■ Exercise goal ■
Reproduce the records verbatim from their first line through the line containing "user-card: 破壊王(再出戻り) さん", including both of those lines.
--- begin Records ---
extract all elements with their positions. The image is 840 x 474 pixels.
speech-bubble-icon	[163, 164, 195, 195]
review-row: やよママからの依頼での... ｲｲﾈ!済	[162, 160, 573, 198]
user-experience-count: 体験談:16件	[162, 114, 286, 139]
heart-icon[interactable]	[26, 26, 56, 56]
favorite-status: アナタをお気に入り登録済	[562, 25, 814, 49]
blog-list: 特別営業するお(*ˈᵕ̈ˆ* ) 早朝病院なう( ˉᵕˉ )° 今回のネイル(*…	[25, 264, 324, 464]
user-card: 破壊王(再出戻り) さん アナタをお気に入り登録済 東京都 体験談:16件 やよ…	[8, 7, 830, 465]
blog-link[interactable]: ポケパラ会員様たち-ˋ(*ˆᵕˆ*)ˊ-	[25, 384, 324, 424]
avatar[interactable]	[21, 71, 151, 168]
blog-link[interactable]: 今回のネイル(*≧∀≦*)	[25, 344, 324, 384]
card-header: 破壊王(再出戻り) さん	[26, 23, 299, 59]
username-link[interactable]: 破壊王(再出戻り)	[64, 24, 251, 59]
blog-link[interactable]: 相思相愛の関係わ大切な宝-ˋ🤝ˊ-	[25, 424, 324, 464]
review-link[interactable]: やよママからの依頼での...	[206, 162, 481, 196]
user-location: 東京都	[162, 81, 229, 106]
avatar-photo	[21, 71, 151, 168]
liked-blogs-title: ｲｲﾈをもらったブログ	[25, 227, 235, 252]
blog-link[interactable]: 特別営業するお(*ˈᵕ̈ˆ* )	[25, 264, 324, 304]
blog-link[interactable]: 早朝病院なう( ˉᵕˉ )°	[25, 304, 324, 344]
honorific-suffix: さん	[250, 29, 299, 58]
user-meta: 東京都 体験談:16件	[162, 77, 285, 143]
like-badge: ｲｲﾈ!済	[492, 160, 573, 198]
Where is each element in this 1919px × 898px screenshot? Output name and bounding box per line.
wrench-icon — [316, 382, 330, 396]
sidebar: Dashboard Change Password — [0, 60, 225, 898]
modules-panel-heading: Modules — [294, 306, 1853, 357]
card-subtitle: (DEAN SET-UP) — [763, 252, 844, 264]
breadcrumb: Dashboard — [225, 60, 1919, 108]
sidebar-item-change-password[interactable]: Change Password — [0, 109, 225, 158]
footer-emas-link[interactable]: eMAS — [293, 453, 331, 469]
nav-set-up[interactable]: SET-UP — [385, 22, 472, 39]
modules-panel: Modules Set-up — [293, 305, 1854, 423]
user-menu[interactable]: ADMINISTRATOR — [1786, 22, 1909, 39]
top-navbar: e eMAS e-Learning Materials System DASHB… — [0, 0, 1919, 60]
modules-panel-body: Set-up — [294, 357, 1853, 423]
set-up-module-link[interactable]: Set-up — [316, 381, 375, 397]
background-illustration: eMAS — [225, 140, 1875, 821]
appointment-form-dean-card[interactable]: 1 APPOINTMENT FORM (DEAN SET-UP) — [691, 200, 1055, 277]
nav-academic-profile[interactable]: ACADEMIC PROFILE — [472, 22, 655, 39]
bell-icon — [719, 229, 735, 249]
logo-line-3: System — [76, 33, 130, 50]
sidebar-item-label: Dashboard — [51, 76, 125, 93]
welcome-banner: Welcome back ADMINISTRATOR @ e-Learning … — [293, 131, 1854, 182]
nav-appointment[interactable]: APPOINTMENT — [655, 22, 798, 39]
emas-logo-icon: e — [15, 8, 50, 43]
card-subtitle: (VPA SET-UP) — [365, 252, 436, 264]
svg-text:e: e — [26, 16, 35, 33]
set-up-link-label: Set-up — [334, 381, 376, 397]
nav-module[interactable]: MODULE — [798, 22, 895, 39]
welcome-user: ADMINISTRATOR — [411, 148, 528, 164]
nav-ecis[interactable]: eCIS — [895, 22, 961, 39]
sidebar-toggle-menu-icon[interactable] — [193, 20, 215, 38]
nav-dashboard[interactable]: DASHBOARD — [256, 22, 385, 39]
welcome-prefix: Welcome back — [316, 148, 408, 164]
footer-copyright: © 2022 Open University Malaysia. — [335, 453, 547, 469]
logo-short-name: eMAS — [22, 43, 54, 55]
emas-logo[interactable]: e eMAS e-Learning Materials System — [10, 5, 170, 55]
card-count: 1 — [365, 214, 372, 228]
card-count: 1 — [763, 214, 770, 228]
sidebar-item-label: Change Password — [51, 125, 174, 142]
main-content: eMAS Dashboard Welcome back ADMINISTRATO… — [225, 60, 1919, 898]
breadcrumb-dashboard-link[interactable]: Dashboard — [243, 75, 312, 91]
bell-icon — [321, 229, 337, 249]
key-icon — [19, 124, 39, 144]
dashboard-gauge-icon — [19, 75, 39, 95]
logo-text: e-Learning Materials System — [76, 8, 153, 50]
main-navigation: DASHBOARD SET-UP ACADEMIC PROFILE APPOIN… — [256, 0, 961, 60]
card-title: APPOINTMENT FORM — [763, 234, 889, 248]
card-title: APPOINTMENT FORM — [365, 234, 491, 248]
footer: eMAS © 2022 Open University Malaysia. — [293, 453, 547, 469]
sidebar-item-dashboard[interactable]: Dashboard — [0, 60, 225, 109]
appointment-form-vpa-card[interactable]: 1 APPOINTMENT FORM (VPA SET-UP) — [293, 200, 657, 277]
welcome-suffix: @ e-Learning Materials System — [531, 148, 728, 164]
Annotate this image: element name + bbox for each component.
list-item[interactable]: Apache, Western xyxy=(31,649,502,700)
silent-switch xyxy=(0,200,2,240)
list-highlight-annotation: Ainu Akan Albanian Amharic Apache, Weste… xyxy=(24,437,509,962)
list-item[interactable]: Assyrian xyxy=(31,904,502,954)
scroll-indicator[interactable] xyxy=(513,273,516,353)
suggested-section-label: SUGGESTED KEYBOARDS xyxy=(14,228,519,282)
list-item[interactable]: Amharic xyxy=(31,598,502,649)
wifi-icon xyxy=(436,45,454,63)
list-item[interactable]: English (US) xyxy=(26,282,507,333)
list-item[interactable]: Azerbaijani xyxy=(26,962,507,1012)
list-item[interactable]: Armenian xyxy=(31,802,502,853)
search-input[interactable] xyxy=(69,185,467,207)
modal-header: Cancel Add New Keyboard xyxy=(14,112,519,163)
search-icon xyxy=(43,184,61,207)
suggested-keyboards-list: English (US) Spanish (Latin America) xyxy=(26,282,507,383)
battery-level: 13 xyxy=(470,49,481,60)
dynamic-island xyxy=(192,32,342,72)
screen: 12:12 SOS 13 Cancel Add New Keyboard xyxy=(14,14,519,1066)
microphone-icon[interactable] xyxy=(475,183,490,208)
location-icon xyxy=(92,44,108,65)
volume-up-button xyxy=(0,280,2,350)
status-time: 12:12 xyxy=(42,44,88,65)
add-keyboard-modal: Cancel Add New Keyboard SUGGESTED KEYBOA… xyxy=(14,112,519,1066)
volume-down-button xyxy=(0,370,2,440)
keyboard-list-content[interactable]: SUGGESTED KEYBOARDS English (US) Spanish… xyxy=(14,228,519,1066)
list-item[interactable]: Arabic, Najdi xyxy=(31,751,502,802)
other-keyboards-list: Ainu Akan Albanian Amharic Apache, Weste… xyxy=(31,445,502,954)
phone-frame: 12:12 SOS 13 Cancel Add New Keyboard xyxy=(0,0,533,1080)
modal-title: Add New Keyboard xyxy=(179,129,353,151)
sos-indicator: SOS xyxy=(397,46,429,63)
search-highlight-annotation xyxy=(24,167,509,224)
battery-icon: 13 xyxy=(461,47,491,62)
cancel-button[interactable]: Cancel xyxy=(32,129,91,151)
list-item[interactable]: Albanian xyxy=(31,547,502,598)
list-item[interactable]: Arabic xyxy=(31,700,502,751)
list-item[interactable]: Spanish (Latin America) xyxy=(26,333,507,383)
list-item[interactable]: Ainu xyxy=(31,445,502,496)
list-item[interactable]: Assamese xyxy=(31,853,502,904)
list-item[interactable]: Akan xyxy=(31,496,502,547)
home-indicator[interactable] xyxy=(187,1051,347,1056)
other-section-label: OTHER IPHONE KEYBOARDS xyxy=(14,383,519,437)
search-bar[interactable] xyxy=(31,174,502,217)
--- end Records ---
■ Answer ■
extract all elements with their positions. The image is 840 x 474 pixels.
speech-bubble-icon	[163, 164, 195, 195]
review-row: やよママからの依頼での... ｲｲﾈ!済	[162, 160, 573, 198]
user-experience-count: 体験談:16件	[162, 114, 286, 139]
heart-icon[interactable]	[26, 26, 56, 56]
favorite-status: アナタをお気に入り登録済	[562, 25, 814, 49]
blog-list: 特別営業するお(*ˈᵕ̈ˆ* ) 早朝病院なう( ˉᵕˉ )° 今回のネイル(*…	[25, 264, 324, 464]
user-card: 破壊王(再出戻り) さん アナタをお気に入り登録済 東京都 体験談:16件 やよ…	[8, 7, 830, 465]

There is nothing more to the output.